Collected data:
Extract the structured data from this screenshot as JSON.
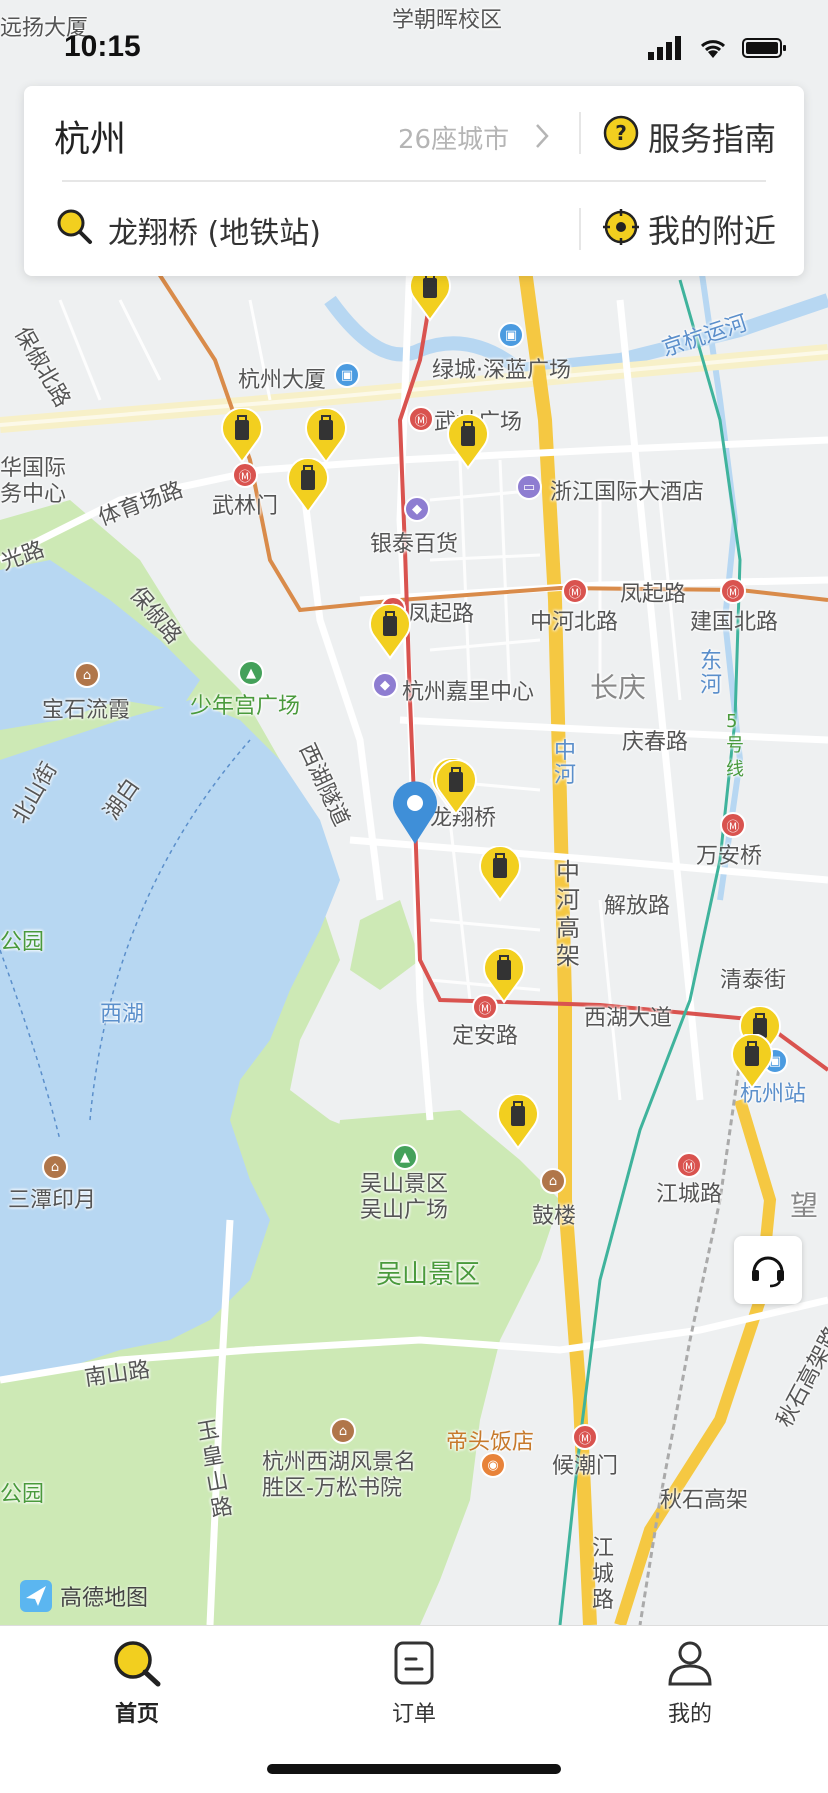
{
  "status_bar": {
    "time": "10:15"
  },
  "search_card": {
    "city": "杭州",
    "city_count": "26座城市",
    "service_guide": "服务指南",
    "location_text": "龙翔桥 (地铁站)",
    "nearby": "我的附近"
  },
  "map": {
    "labels": {
      "yuanyang": "远扬大厦",
      "xuechao": "学朝晖校区",
      "hzdasha": "杭州大厦",
      "lvcheng": "绿城·深蓝广场",
      "jinghang": "京杭运河",
      "wulin_sq": "武林广场",
      "wulinmen": "武林门",
      "zj_hotel": "浙江国际大酒店",
      "intl_center": "华国际\n务中心",
      "tiyu": "体育场路",
      "yintai": "银泰百货",
      "guangluo": "光路",
      "baochu": "保俶路",
      "baochu_n": "保俶北路",
      "fengqi_w": "凤起路",
      "fengqi_e": "凤起路",
      "zhonghe_n": "中河北路",
      "jianguo_n": "建国北路",
      "baoshi": "宝石流霞",
      "shaonian": "少年宫广场",
      "jiali": "杭州嘉里中心",
      "changqing": "长庆",
      "dong_he": "东河",
      "qingchun": "庆春路",
      "line5": "5号线",
      "beishan": "北山街",
      "hubin": "湖白",
      "xihu_tunnel": "西湖隧道",
      "zhonghe": "中河",
      "longxiang": "龙翔桥",
      "wan_an": "万安桥",
      "zhonghe_gaojia": "中河高架",
      "jiefang": "解放路",
      "park": "公园",
      "xihu": "西湖",
      "qingtai": "清泰街",
      "xihu_dadao": "西湖大道",
      "ding_an": "定安路",
      "hz_station": "杭州站",
      "santan": "三潭印月",
      "wushan_sq": "吴山景区\n吴山广场",
      "gulou": "鼓楼",
      "jiangcheng": "江城路",
      "wang": "望",
      "wushan": "吴山景区",
      "nanshan": "南山路",
      "yuhuang": "玉皇山路",
      "dihou": "帝头饭店",
      "houchao": "候潮门",
      "wansong": "杭州西湖风景名\n胜区-万松书院",
      "qiushi": "秋石高架",
      "qiushi_road": "秋石高架路",
      "jiangcheng2": "江城路",
      "park2": "公园"
    },
    "logo": "高德地图"
  },
  "tabbar": {
    "home": "首页",
    "orders": "订单",
    "mine": "我的"
  },
  "icons": {
    "service": "headset-icon",
    "search": "search-icon",
    "guide": "question-icon",
    "nearby": "locate-icon",
    "cabinet": "luggage-icon",
    "location_pin": "location-pin-icon"
  },
  "colors": {
    "accent": "#f2cf1f",
    "metro": "#d9534f",
    "water": "#b7d7f2",
    "park": "#cbe8b4",
    "highway": "#f5c842",
    "pin_blue": "#3f8fd8"
  }
}
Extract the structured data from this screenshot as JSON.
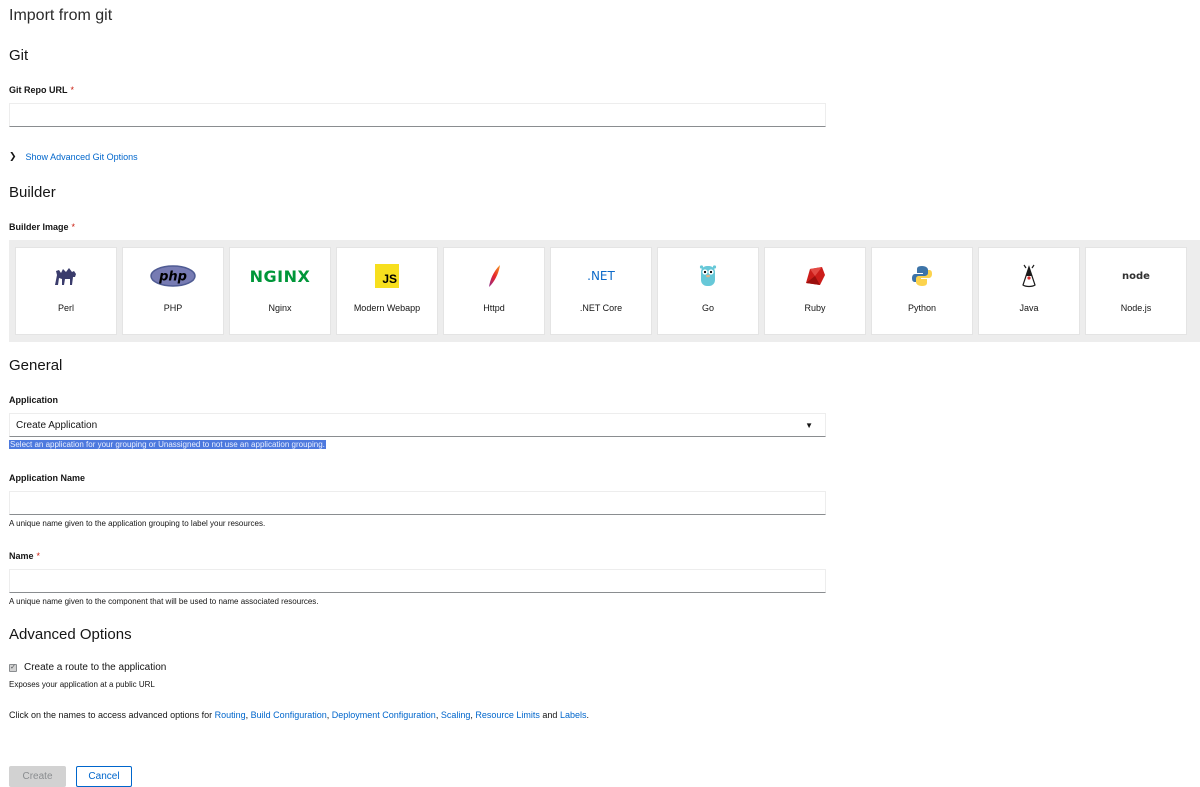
{
  "page": {
    "title": "Import from git"
  },
  "git": {
    "section_title": "Git",
    "repo_url_label": "Git Repo URL",
    "required_mark": "*",
    "repo_url_value": "",
    "advanced_toggle": "Show Advanced Git Options"
  },
  "builder": {
    "section_title": "Builder",
    "image_label": "Builder Image",
    "required_mark": "*",
    "images": [
      {
        "name": "Perl",
        "icon": "perl-camel-icon"
      },
      {
        "name": "PHP",
        "icon": "php-logo-icon"
      },
      {
        "name": "Nginx",
        "icon": "nginx-logo-icon"
      },
      {
        "name": "Modern Webapp",
        "icon": "js-logo-icon"
      },
      {
        "name": "Httpd",
        "icon": "apache-feather-icon"
      },
      {
        "name": ".NET Core",
        "icon": "dotnet-logo-icon"
      },
      {
        "name": "Go",
        "icon": "go-gopher-icon"
      },
      {
        "name": "Ruby",
        "icon": "ruby-gem-icon"
      },
      {
        "name": "Python",
        "icon": "python-logo-icon"
      },
      {
        "name": "Java",
        "icon": "java-duke-icon"
      },
      {
        "name": "Node.js",
        "icon": "nodejs-logo-icon"
      }
    ],
    "logo_text": {
      "php": "php",
      "nginx": "NGINX",
      "js": "JS",
      "dotnet": ".NET",
      "node": "node"
    }
  },
  "general": {
    "section_title": "General",
    "application_label": "Application",
    "application_value": "Create Application",
    "application_helper": "Select an application for your grouping or Unassigned to not use an application grouping.",
    "app_name_label": "Application Name",
    "app_name_value": "",
    "app_name_helper": "A unique name given to the application grouping to label your resources.",
    "name_label": "Name",
    "required_mark": "*",
    "name_value": "",
    "name_helper": "A unique name given to the component that will be used to name associated resources."
  },
  "advanced": {
    "section_title": "Advanced Options",
    "route_checkbox_label": "Create a route to the application",
    "route_checked": true,
    "route_helper": "Exposes your application at a public URL",
    "click_prefix": "Click on the names to access advanced options for ",
    "links": [
      "Routing",
      "Build Configuration",
      "Deployment Configuration",
      "Scaling",
      "Resource Limits",
      "Labels"
    ],
    "sep": ", ",
    "and": " and ",
    "end": "."
  },
  "actions": {
    "create_label": "Create",
    "cancel_label": "Cancel"
  },
  "colors": {
    "link": "#0066cc",
    "required": "#c9190b",
    "selection": "#4d79de"
  }
}
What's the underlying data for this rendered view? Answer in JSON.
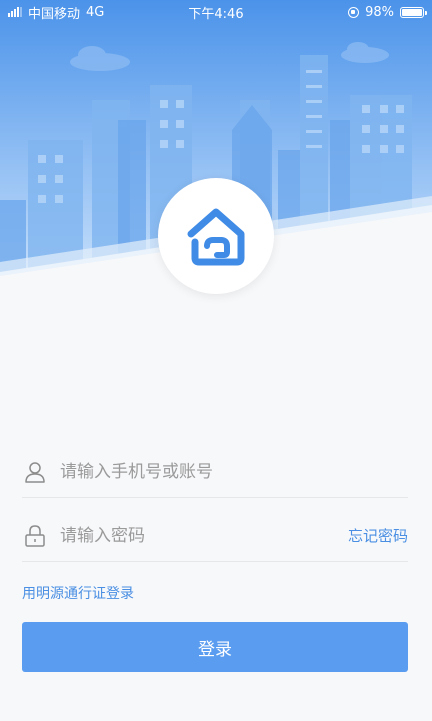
{
  "status_bar": {
    "carrier": "中国移动",
    "network": "4G",
    "time": "下午4:46",
    "battery": "98%"
  },
  "login": {
    "account_placeholder": "请输入手机号或账号",
    "password_placeholder": "请输入密码",
    "forgot_label": "忘记密码",
    "alt_login_label": "用明源通行证登录",
    "submit_label": "登录"
  },
  "colors": {
    "accent": "#4a8fe3",
    "button": "#5a9df0",
    "sky_top": "#4d95ea",
    "sky_bottom": "#c7e0fb"
  },
  "icons": {
    "logo": "house-logo-icon",
    "account": "user-icon",
    "password": "lock-icon"
  }
}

WORK TO COMPLETE - Write out every line of the entries that holds the word "Configuration".

SOLUTION TO THE PROBLEM -
      "Build Configuration",
      "Deployment Configuration",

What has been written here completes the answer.